Start Source material

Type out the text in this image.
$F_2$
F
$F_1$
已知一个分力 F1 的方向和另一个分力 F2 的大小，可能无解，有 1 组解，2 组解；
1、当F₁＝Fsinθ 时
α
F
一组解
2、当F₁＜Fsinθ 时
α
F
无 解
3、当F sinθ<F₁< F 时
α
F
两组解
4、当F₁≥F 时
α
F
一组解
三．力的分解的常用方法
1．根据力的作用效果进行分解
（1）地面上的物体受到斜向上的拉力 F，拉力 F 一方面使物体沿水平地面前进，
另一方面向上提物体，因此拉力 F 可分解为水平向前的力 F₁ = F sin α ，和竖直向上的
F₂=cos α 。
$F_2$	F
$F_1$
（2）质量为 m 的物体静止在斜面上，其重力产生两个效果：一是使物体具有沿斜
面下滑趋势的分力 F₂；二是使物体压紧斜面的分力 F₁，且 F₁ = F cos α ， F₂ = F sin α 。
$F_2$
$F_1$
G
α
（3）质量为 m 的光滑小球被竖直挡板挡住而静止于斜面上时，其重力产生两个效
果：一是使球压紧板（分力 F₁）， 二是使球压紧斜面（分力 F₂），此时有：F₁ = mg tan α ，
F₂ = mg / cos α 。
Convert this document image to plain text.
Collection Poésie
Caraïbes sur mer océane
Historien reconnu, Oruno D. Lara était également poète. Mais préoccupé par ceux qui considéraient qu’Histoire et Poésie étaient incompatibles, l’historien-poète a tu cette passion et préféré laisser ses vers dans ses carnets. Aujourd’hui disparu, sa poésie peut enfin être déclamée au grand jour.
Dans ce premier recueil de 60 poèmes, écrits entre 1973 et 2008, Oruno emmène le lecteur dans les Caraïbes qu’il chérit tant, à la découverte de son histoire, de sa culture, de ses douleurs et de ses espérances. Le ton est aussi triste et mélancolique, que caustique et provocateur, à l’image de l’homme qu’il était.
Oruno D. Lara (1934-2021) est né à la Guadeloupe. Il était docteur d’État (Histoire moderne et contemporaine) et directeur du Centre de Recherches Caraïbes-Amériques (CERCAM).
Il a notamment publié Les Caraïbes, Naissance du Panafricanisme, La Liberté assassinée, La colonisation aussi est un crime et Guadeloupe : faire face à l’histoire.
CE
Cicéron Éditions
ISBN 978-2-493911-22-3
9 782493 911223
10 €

End Source material

Objective: Select every line in the records above that contains the word "this".

Answer below:
Type out the text in this image.
Convert this document image to plain text.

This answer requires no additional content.